• [Work required]:
Copy the records below exactly, omitting any pictures they contain.

* START Record extracts *

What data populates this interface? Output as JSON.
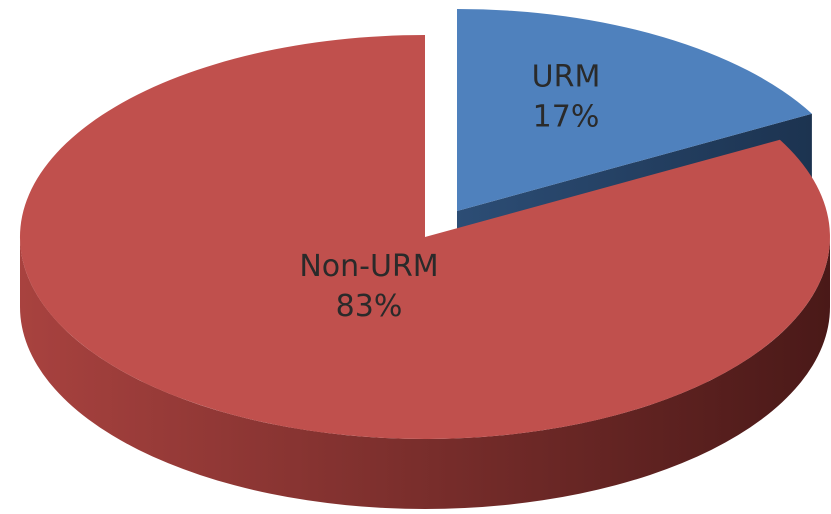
{
  "chart_data": {
    "type": "pie",
    "categories": [
      "URM",
      "Non-URM"
    ],
    "values": [
      17,
      83
    ],
    "value_labels": [
      "17%",
      "83%"
    ],
    "colors": [
      "#4f81bd",
      "#c0504d"
    ]
  }
}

* END Record extracts *

• [Written answer]:
What data populates this interface? Output as JSON.
{
  "chart_data": {
    "type": "pie",
    "categories": [
      "URM",
      "Non-URM"
    ],
    "values": [
      17,
      83
    ],
    "value_labels": [
      "17%",
      "83%"
    ],
    "colors": [
      "#4f81bd",
      "#c0504d"
    ]
  }
}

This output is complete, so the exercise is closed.